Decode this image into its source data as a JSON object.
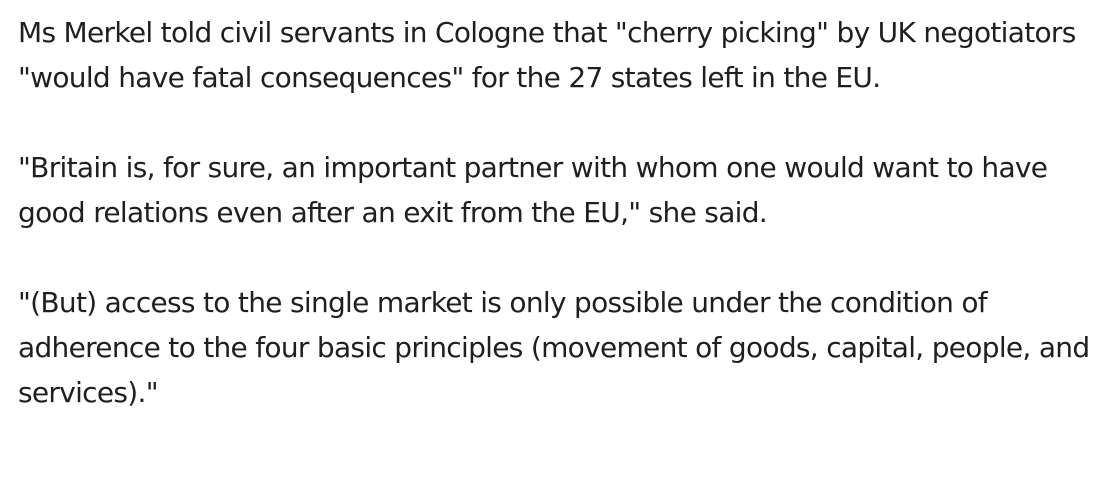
{
  "article": {
    "paragraphs": [
      "Ms Merkel told civil servants in Cologne that \"cherry picking\" by UK negotiators \"would have fatal consequences\" for the 27 states left in the EU.",
      "\"Britain is, for sure, an important partner with whom one would want to have good relations even after an exit from the EU,\" she said.",
      "\"(But) access to the single market is only possible under the condition of adherence to the four basic principles (movement of goods, capital, people, and services).\""
    ]
  },
  "colors": {
    "text": "#1f1f1f",
    "background": "#ffffff"
  }
}
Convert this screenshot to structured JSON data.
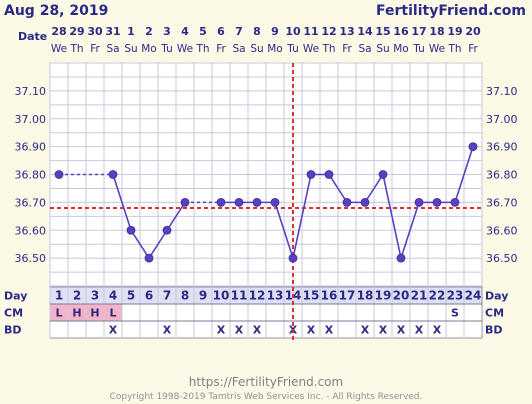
{
  "header": {
    "date_label": "Aug 28, 2019",
    "brand": "FertilityFriend.com",
    "date_row_label": "Date"
  },
  "calendar": {
    "dates": [
      "28",
      "29",
      "30",
      "31",
      "1",
      "2",
      "3",
      "4",
      "5",
      "6",
      "7",
      "8",
      "9",
      "10",
      "11",
      "12",
      "13",
      "14",
      "15",
      "16",
      "17",
      "18",
      "19",
      "20"
    ],
    "weekdays": [
      "We",
      "Th",
      "Fr",
      "Sa",
      "Su",
      "Mo",
      "Tu",
      "We",
      "Th",
      "Fr",
      "Sa",
      "Su",
      "Mo",
      "Tu",
      "We",
      "Th",
      "Fr",
      "Sa",
      "Su",
      "Mo",
      "Tu",
      "We",
      "Th",
      "Fr"
    ]
  },
  "chart_data": {
    "type": "line",
    "x": [
      1,
      2,
      3,
      4,
      5,
      6,
      7,
      8,
      9,
      10,
      11,
      12,
      13,
      14,
      15,
      16,
      17,
      18,
      19,
      20,
      21,
      22,
      23,
      24
    ],
    "y": [
      36.8,
      null,
      null,
      36.8,
      36.6,
      36.5,
      36.6,
      36.7,
      null,
      36.7,
      36.7,
      36.7,
      36.7,
      36.5,
      36.8,
      36.8,
      36.7,
      36.7,
      36.8,
      36.5,
      36.7,
      36.7,
      36.7,
      36.9
    ],
    "gap_lines": [
      [
        1,
        4
      ],
      [
        8,
        10
      ]
    ],
    "ylim": [
      36.4,
      37.2
    ],
    "yticks": [
      "37.10",
      "37.00",
      "36.90",
      "36.80",
      "36.70",
      "36.60",
      "36.50"
    ],
    "coverline": 36.68,
    "ovulation_day": 14,
    "grid": true,
    "series_color": "#5b3fc2",
    "coverline_color": "#e0302e"
  },
  "rows": {
    "day": {
      "label": "Day",
      "values": [
        "1",
        "2",
        "3",
        "4",
        "5",
        "6",
        "7",
        "8",
        "9",
        "10",
        "11",
        "12",
        "13",
        "14",
        "15",
        "16",
        "17",
        "18",
        "19",
        "20",
        "21",
        "22",
        "23",
        "24"
      ]
    },
    "cm": {
      "label": "CM",
      "values": [
        "L",
        "H",
        "H",
        "L",
        "",
        "",
        "",
        "",
        "",
        "",
        "",
        "",
        "",
        "",
        "",
        "",
        "",
        "",
        "",
        "",
        "",
        "",
        "S",
        ""
      ]
    },
    "bd": {
      "label": "BD",
      "values": [
        "",
        "",
        "",
        "X",
        "",
        "",
        "X",
        "",
        "",
        "X",
        "X",
        "X",
        "",
        "X",
        "X",
        "X",
        "",
        "X",
        "X",
        "X",
        "X",
        "X",
        "",
        ""
      ]
    }
  },
  "footer": {
    "url": "https://FertilityFriend.com",
    "copyright": "Copyright 1998-2019 Tamtris Web Services Inc. - All Rights Reserved."
  }
}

──────────

**REQUEST**
Return each line from the material above exactly, but not the pictures.

**RESULT OF THIS TASK**
Decode this image into its source data as a JSON object.
{
  "article": {
    "paragraphs": [
      "Ms Merkel told civil servants in Cologne that \"cherry picking\" by UK negotiators \"would have fatal consequences\" for the 27 states left in the EU.",
      "\"Britain is, for sure, an important partner with whom one would want to have good relations even after an exit from the EU,\" she said.",
      "\"(But) access to the single market is only possible under the condition of adherence to the four basic principles (movement of goods, capital, people, and services).\""
    ]
  },
  "colors": {
    "text": "#1f1f1f",
    "background": "#ffffff"
  }
}
Convert this screenshot to structured JSON data.
{
  "header": {
    "date_label": "Aug 28, 2019",
    "brand": "FertilityFriend.com",
    "date_row_label": "Date"
  },
  "calendar": {
    "dates": [
      "28",
      "29",
      "30",
      "31",
      "1",
      "2",
      "3",
      "4",
      "5",
      "6",
      "7",
      "8",
      "9",
      "10",
      "11",
      "12",
      "13",
      "14",
      "15",
      "16",
      "17",
      "18",
      "19",
      "20"
    ],
    "weekdays": [
      "We",
      "Th",
      "Fr",
      "Sa",
      "Su",
      "Mo",
      "Tu",
      "We",
      "Th",
      "Fr",
      "Sa",
      "Su",
      "Mo",
      "Tu",
      "We",
      "Th",
      "Fr",
      "Sa",
      "Su",
      "Mo",
      "Tu",
      "We",
      "Th",
      "Fr"
    ]
  },
  "chart_data": {
    "type": "line",
    "x": [
      1,
      2,
      3,
      4,
      5,
      6,
      7,
      8,
      9,
      10,
      11,
      12,
      13,
      14,
      15,
      16,
      17,
      18,
      19,
      20,
      21,
      22,
      23,
      24
    ],
    "y": [
      36.8,
      null,
      null,
      36.8,
      36.6,
      36.5,
      36.6,
      36.7,
      null,
      36.7,
      36.7,
      36.7,
      36.7,
      36.5,
      36.8,
      36.8,
      36.7,
      36.7,
      36.8,
      36.5,
      36.7,
      36.7,
      36.7,
      36.9
    ],
    "gap_lines": [
      [
        1,
        4
      ],
      [
        8,
        10
      ]
    ],
    "ylim": [
      36.4,
      37.2
    ],
    "yticks": [
      "37.10",
      "37.00",
      "36.90",
      "36.80",
      "36.70",
      "36.60",
      "36.50"
    ],
    "coverline": 36.68,
    "ovulation_day": 14,
    "grid": true,
    "series_color": "#5b3fc2",
    "coverline_color": "#e0302e"
  },
  "rows": {
    "day": {
      "label": "Day",
      "values": [
        "1",
        "2",
        "3",
        "4",
        "5",
        "6",
        "7",
        "8",
        "9",
        "10",
        "11",
        "12",
        "13",
        "14",
        "15",
        "16",
        "17",
        "18",
        "19",
        "20",
        "21",
        "22",
        "23",
        "24"
      ]
    },
    "cm": {
      "label": "CM",
      "values": [
        "L",
        "H",
        "H",
        "L",
        "",
        "",
        "",
        "",
        "",
        "",
        "",
        "",
        "",
        "",
        "",
        "",
        "",
        "",
        "",
        "",
        "",
        "",
        "S",
        ""
      ]
    },
    "bd": {
      "label": "BD",
      "values": [
        "",
        "",
        "",
        "X",
        "",
        "",
        "X",
        "",
        "",
        "X",
        "X",
        "X",
        "",
        "X",
        "X",
        "X",
        "",
        "X",
        "X",
        "X",
        "X",
        "X",
        "",
        ""
      ]
    }
  },
  "footer": {
    "url": "https://FertilityFriend.com",
    "copyright": "Copyright 1998-2019 Tamtris Web Services Inc. - All Rights Reserved."
  }
}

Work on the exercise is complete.